Given problem: Examine each line of the data. Copy those that contain the string "Minh".

++++

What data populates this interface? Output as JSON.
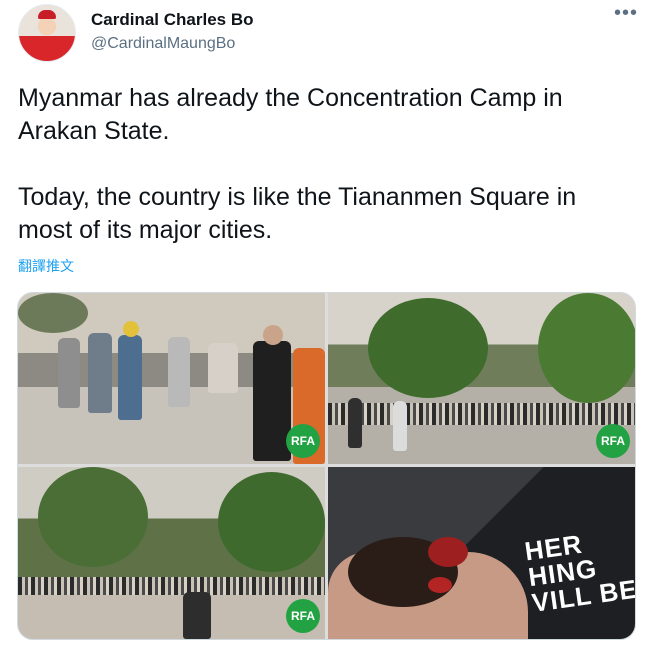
{
  "author": {
    "name": "Cardinal Charles Bo",
    "handle": "@CardinalMaungBo"
  },
  "menu_icon": "more-horizontal-icon",
  "tweet": {
    "text": "Myanmar has already the Concentration Camp in Arakan State.\n\nToday, the country is like the Tiananmen Square in most of its major cities.",
    "translate_label": "翻譯推文"
  },
  "media": {
    "watermark": "RFA",
    "shirt_text": "HER\nHING\nVILL BE",
    "colors": {
      "watermark_green": "#23a244",
      "link_blue": "#1da1f2"
    }
  }
}
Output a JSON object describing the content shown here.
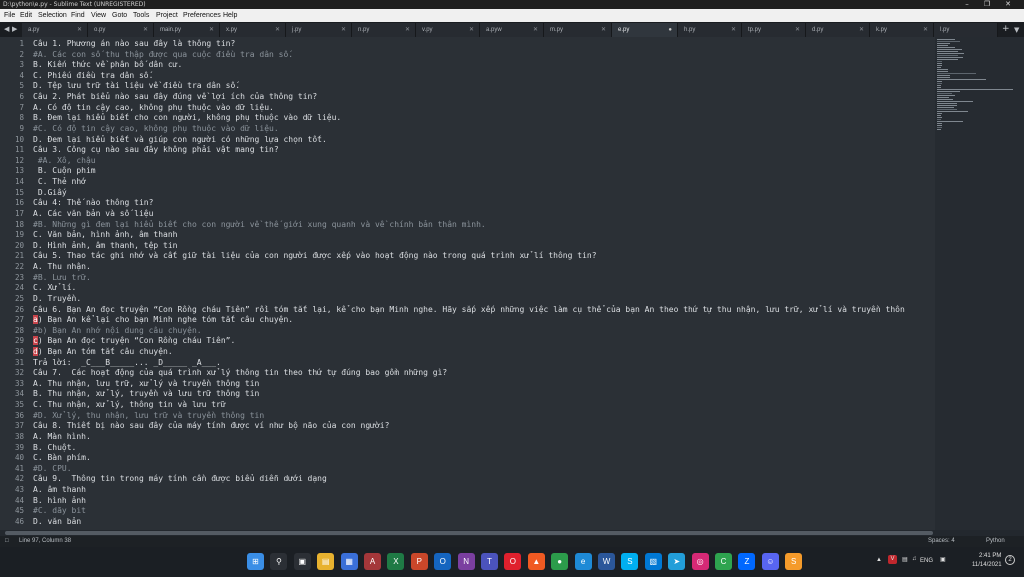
{
  "window": {
    "title": "D:\\python\\e.py - Sublime Text (UNREGISTERED)",
    "minimize_icon": "minimize-icon",
    "maximize_icon": "restore-icon",
    "close_icon": "close-icon"
  },
  "menu": [
    "File",
    "Edit",
    "Selection",
    "Find",
    "View",
    "Goto",
    "Tools",
    "Project",
    "Preferences",
    "Help"
  ],
  "tabs": [
    {
      "name": "a.py",
      "active": false
    },
    {
      "name": "o.py",
      "active": false
    },
    {
      "name": "main.py",
      "active": false
    },
    {
      "name": "x.py",
      "active": false
    },
    {
      "name": "j.py",
      "active": false
    },
    {
      "name": "n.py",
      "active": false
    },
    {
      "name": "v.py",
      "active": false
    },
    {
      "name": "a.pyw",
      "active": false
    },
    {
      "name": "m.py",
      "active": false
    },
    {
      "name": "e.py",
      "active": true
    },
    {
      "name": "h.py",
      "active": false
    },
    {
      "name": "tp.py",
      "active": false
    },
    {
      "name": "d.py",
      "active": false
    },
    {
      "name": "k.py",
      "active": false
    },
    {
      "name": "l.py",
      "active": false
    }
  ],
  "code_lines": [
    {
      "n": "1",
      "text": "Câu 1. Phương án nào sau đây là thông tin?",
      "comment": false
    },
    {
      "n": "2",
      "text": "#A. Các con số thu thập được qua cuộc điều tra dân số.",
      "comment": true
    },
    {
      "n": "3",
      "text": "B. Kiến thức về phân bố dân cư.",
      "comment": false
    },
    {
      "n": "4",
      "text": "C. Phiếu điều tra dân số.",
      "comment": false
    },
    {
      "n": "5",
      "text": "D. Tệp lưu trữ tài liệu về điều tra dân số.",
      "comment": false
    },
    {
      "n": "6",
      "text": "Câu 2. Phát biểu nào sau đây đúng về lợi ích của thông tin?",
      "comment": false
    },
    {
      "n": "7",
      "text": "A. Có độ tin cậy cao, không phụ thuộc vào dữ liệu.",
      "comment": false
    },
    {
      "n": "8",
      "text": "B. Đem lại hiểu biết cho con người, không phụ thuộc vào dữ liệu.",
      "comment": false
    },
    {
      "n": "9",
      "text": "#C. Có độ tin cậy cao, không phụ thuộc vào dữ liệu.",
      "comment": true
    },
    {
      "n": "10",
      "text": "D. Đem lại hiểu biết và giúp con người có những lựa chọn tốt.",
      "comment": false
    },
    {
      "n": "11",
      "text": "Câu 3. Công cụ nào sau đây không phải vật mang tin?",
      "comment": false
    },
    {
      "n": "12",
      "text": " #A. Xô, chậu",
      "comment": true
    },
    {
      "n": "13",
      "text": " B. Cuộn phim",
      "comment": false
    },
    {
      "n": "14",
      "text": " C. Thẻ nhớ",
      "comment": false
    },
    {
      "n": "15",
      "text": " D.Giấy",
      "comment": false
    },
    {
      "n": "16",
      "text": "Câu 4: Thế nào thông tin?",
      "comment": false
    },
    {
      "n": "17",
      "text": "A. Các văn bản và số liệu",
      "comment": false
    },
    {
      "n": "18",
      "text": "#B. Những gì đem lại hiểu biết cho con người về thế giới xung quanh và về chính bản thân mình.",
      "comment": true
    },
    {
      "n": "19",
      "text": "C. Văn bản, hình ảnh, âm thanh",
      "comment": false
    },
    {
      "n": "20",
      "text": "D. Hình ảnh, âm thanh, tệp tin",
      "comment": false
    },
    {
      "n": "21",
      "text": "Câu 5. Thao tác ghi nhớ và cất giữ tài liệu của con người được xếp vào hoạt động nào trong quá trình xử lí thông tin?",
      "comment": false
    },
    {
      "n": "22",
      "text": "A. Thu nhận.",
      "comment": false
    },
    {
      "n": "23",
      "text": "#B. Lưu trữ.",
      "comment": true
    },
    {
      "n": "24",
      "text": "C. Xử lí.",
      "comment": false
    },
    {
      "n": "25",
      "text": "D. Truyền.",
      "comment": false
    },
    {
      "n": "26",
      "text": "Câu 6. Bạn An đọc truyện “Con Rồng cháu Tiên” rồi tóm tắt lại, kể cho bạn Minh nghe. Hãy sắp xếp những việc làm cụ thể của bạn An theo thứ tự thu nhận, lưu trữ, xử lí và truyền thôn",
      "comment": false
    },
    {
      "n": "27",
      "text": "a) Bạn An kể lại cho bạn Minh nghe tóm tắt câu chuyện.",
      "comment": false,
      "hl": true
    },
    {
      "n": "28",
      "text": "#b) Bạn An nhớ nội dung câu chuyện.",
      "comment": true
    },
    {
      "n": "29",
      "text": "c) Bạn An đọc truyện “Con Rồng cháu Tiên”.",
      "comment": false,
      "hl": true
    },
    {
      "n": "30",
      "text": "d) Bạn An tóm tắt câu chuyện.",
      "comment": false,
      "hl": true
    },
    {
      "n": "31",
      "text": "Trả lời:  _C___B_____... _D_____ _A___.",
      "comment": false
    },
    {
      "n": "32",
      "text": "Câu 7.  Các hoạt động của quá trình xử lý thông tin theo thứ tự đúng bao gồm những gì?",
      "comment": false
    },
    {
      "n": "33",
      "text": "A. Thu nhận, lưu trữ, xử lý và truyền thông tin",
      "comment": false
    },
    {
      "n": "34",
      "text": "B. Thu nhận, xử lý, truyền và lưu trữ thông tin",
      "comment": false
    },
    {
      "n": "35",
      "text": "C. Thu nhận, xử lý, thông tin và lưu trữ",
      "comment": false
    },
    {
      "n": "36",
      "text": "#D. Xử lý, thu nhận, lưu trữ và truyền thông tin",
      "comment": true
    },
    {
      "n": "37",
      "text": "Câu 8. Thiết bị nào sau đây của máy tính được ví như bộ não của con người?",
      "comment": false
    },
    {
      "n": "38",
      "text": "A. Màn hình.",
      "comment": false
    },
    {
      "n": "39",
      "text": "B. Chuột.",
      "comment": false
    },
    {
      "n": "40",
      "text": "C. Bàn phím.",
      "comment": false
    },
    {
      "n": "41",
      "text": "#D. CPU.",
      "comment": true
    },
    {
      "n": "42",
      "text": "Câu 9.  Thông tin trong máy tính cần được biểu diễn dưới dạng",
      "comment": false
    },
    {
      "n": "43",
      "text": "A. âm thanh",
      "comment": false
    },
    {
      "n": "44",
      "text": "B. hình ảnh",
      "comment": false
    },
    {
      "n": "45",
      "text": "#C. dãy bit",
      "comment": true
    },
    {
      "n": "46",
      "text": "D. văn bản",
      "comment": false
    }
  ],
  "status": {
    "position": "Line 97, Column 38",
    "spaces": "Spaces: 4",
    "syntax": "Python"
  },
  "taskbar": {
    "icons": [
      "windows-start-icon",
      "search-icon",
      "task-view-icon",
      "file-explorer-icon",
      "microsoft-store-icon",
      "access-icon",
      "excel-icon",
      "powerpoint-icon",
      "outlook-icon",
      "onenote-icon",
      "teams-icon",
      "opera-icon",
      "brave-icon",
      "chrome-icon",
      "edge-icon",
      "word-icon",
      "skype-icon",
      "photos-icon",
      "telegram-icon",
      "instagram-icon",
      "camtasia-icon",
      "zalo-icon",
      "discord-icon",
      "sublime-text-icon"
    ],
    "tray": {
      "language": "ENG",
      "time": "2:41 PM",
      "date": "11/14/2021",
      "notifications": "2"
    }
  }
}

++++

Right answer:
      "text": "Câu 6. Bạn An đọc truyện “Con Rồng cháu Tiên” rồi tóm tắt lại, kể cho bạn Minh nghe. Hãy sắp xếp những việc làm cụ thể của bạn An theo thứ tự thu nhận, lưu trữ, xử lí và truyền thôn",
      "text": "a) Bạn An kể lại cho bạn Minh nghe tóm tắt câu chuyện.",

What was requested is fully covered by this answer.